— Start of Provided information —

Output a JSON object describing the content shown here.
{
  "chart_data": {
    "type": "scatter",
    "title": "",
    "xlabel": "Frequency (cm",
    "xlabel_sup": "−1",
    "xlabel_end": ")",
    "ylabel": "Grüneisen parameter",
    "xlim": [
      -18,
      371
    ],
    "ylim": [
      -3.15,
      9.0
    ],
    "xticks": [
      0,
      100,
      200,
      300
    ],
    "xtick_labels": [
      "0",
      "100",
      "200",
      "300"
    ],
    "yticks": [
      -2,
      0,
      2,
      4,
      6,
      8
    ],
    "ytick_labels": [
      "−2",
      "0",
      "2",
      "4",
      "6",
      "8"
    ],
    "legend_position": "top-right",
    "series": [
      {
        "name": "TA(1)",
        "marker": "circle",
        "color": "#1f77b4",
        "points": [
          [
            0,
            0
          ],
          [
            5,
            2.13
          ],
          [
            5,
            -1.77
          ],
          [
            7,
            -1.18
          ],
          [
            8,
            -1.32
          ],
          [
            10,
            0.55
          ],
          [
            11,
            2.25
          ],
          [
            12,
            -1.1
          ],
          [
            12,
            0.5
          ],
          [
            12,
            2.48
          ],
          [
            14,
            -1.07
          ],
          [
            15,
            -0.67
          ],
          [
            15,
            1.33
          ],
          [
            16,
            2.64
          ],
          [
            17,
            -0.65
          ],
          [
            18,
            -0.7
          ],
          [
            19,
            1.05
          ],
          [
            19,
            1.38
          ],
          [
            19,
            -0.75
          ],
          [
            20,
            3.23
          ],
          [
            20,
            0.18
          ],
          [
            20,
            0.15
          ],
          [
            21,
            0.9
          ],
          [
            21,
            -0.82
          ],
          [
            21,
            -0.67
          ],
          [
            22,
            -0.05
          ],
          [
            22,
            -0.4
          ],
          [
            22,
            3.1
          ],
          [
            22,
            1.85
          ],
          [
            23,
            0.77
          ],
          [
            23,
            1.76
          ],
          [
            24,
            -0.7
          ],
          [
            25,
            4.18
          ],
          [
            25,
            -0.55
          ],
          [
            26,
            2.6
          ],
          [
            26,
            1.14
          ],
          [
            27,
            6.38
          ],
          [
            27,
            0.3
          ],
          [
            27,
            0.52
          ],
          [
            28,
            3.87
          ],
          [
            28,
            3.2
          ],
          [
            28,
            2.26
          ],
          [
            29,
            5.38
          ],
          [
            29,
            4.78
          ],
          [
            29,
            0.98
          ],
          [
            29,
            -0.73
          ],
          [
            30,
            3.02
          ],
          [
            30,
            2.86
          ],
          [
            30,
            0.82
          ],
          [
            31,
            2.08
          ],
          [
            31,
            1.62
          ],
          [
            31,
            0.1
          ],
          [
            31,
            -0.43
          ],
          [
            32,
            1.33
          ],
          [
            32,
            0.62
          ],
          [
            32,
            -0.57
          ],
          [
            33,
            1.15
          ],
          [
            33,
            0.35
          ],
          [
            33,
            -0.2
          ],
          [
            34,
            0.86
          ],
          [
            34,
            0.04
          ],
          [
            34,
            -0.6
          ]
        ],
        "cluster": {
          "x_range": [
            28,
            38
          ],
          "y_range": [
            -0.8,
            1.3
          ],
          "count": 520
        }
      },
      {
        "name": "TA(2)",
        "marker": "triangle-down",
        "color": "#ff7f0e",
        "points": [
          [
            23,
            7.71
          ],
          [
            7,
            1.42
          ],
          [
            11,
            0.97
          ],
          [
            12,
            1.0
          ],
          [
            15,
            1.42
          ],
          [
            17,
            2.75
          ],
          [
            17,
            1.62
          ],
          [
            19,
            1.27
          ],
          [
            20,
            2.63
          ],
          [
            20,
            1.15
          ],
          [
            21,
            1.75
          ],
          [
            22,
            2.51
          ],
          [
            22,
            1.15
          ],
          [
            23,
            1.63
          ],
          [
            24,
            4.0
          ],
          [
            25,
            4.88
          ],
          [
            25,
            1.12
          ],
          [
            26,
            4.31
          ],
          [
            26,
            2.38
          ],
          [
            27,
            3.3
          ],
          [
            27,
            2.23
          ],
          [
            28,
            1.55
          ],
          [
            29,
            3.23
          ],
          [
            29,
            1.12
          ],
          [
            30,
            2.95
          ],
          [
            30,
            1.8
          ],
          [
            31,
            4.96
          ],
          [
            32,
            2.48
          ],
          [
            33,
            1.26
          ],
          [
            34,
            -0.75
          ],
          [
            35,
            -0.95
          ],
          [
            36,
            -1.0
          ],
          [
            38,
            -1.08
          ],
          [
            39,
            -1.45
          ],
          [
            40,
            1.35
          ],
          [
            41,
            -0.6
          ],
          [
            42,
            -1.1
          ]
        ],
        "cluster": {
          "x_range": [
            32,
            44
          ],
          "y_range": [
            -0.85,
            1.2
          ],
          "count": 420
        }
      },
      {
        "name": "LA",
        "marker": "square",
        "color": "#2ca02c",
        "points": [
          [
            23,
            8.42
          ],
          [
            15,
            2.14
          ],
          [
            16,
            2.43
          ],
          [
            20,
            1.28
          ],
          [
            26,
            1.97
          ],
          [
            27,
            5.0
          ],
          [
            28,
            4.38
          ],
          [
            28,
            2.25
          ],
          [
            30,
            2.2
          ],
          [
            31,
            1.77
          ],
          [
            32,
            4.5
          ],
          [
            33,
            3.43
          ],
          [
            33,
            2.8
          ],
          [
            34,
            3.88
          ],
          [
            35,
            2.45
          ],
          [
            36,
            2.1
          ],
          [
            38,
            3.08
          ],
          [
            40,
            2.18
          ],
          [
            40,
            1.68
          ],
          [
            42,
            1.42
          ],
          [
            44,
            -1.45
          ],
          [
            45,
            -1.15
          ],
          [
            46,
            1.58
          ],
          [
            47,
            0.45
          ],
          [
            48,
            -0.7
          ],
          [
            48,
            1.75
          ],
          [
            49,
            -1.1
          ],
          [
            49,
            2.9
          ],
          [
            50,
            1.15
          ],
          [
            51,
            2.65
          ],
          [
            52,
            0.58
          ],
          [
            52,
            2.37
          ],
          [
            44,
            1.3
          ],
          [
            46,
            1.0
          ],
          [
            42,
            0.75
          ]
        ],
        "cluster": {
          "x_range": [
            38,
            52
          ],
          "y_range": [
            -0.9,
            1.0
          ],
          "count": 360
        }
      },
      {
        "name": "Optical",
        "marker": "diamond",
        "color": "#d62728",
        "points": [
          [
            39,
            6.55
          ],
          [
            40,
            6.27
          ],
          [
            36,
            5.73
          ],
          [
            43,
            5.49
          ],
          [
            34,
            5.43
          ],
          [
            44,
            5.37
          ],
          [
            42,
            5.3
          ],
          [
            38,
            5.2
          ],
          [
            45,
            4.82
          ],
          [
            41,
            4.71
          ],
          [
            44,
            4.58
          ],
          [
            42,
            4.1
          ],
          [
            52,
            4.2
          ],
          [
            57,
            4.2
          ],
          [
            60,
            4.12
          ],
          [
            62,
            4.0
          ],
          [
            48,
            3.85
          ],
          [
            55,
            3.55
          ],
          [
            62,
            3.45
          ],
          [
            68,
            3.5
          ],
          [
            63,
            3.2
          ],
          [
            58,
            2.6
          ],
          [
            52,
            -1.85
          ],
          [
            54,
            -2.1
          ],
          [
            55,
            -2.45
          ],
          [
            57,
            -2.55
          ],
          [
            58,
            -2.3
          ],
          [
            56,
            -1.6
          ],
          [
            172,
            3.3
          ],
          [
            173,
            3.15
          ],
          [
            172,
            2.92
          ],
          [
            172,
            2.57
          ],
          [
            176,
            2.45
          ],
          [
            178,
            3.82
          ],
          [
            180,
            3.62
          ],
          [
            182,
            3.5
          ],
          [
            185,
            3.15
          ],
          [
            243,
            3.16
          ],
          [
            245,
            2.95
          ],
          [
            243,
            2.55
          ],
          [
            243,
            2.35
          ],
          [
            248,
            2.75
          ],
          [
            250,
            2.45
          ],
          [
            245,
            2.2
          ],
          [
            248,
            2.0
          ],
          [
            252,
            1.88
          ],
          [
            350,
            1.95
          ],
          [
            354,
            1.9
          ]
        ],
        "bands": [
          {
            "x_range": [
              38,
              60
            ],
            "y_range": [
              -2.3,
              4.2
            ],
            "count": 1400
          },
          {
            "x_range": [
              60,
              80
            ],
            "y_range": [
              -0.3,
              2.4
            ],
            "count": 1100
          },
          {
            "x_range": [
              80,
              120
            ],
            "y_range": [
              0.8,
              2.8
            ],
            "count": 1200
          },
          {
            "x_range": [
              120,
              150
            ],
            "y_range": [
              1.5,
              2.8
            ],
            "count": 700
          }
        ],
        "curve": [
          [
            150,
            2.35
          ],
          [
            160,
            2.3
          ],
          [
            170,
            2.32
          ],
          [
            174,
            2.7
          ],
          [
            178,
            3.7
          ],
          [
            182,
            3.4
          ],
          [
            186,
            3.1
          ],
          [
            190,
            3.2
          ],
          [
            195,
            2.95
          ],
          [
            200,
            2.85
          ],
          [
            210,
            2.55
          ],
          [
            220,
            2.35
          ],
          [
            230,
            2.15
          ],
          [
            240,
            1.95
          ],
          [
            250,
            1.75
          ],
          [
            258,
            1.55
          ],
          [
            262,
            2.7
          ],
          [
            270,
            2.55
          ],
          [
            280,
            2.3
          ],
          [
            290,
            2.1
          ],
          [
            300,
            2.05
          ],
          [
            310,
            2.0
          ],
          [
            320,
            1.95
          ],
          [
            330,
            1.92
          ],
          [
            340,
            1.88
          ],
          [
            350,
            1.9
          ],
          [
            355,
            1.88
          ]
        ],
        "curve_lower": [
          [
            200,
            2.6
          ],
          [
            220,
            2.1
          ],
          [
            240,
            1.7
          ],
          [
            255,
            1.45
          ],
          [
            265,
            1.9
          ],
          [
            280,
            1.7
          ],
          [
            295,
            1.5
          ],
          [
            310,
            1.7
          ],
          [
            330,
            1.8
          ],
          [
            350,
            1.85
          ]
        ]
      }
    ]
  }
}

— End of Provided information —

* **Given exercise**
Above are entries; state the number of lines among them that contain "count", and nothing else.

* **Response**
7